#### Exercise instructions
Take the material below and write it all out again exactly.
++++++++++
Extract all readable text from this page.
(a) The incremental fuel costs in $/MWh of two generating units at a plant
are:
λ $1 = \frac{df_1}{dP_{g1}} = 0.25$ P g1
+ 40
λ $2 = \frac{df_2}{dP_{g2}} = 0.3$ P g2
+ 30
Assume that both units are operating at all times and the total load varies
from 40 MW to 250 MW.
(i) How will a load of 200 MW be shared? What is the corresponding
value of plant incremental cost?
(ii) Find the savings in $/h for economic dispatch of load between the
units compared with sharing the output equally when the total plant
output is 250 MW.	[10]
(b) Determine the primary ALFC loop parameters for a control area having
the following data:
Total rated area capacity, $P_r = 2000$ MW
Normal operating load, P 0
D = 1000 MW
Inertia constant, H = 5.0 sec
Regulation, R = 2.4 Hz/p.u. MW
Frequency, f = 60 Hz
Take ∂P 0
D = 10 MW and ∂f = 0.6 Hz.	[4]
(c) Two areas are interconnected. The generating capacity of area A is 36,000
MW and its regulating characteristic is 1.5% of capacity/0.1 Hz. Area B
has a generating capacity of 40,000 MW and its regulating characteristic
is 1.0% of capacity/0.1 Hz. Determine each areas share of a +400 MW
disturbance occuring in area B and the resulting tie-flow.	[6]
++++++++++
#### Answer below
Extract all readable text from this page.
(a) The incremental fuel costs in $/MWh of two generating units at a plant
are:
λ $1 = \frac{df_1}{dP_{g1}} = 0.25$ P g1
+ 40
λ $2 = \frac{df_2}{dP_{g2}} = 0.3$ P g2
+ 30
Assume that both units are operating at all times and the total load varies
from 40 MW to 250 MW.
(i) How will a load of 200 MW be shared? What is the corresponding
value of plant incremental cost?
(ii) Find the savings in $/h for economic dispatch of load between the
units compared with sharing the output equally when the total plant
output is 250 MW.	[10]
(b) Determine the primary ALFC loop parameters for a control area having
the following data:
Total rated area capacity, $P_r = 2000$ MW
Normal operating load, P 0
D = 1000 MW
Inertia constant, H = 5.0 sec
Regulation, R = 2.4 Hz/p.u. MW
Frequency, f = 60 Hz
Take ∂P 0
D = 10 MW and ∂f = 0.6 Hz.	[4]
(c) Two areas are interconnected. The generating capacity of area A is 36,000
MW and its regulating characteristic is 1.5% of capacity/0.1 Hz. Area B
has a generating capacity of 40,000 MW and its regulating characteristic
is 1.0% of capacity/0.1 Hz. Determine each areas share of a +400 MW
disturbance occuring in area B and the resulting tie-flow.	[6]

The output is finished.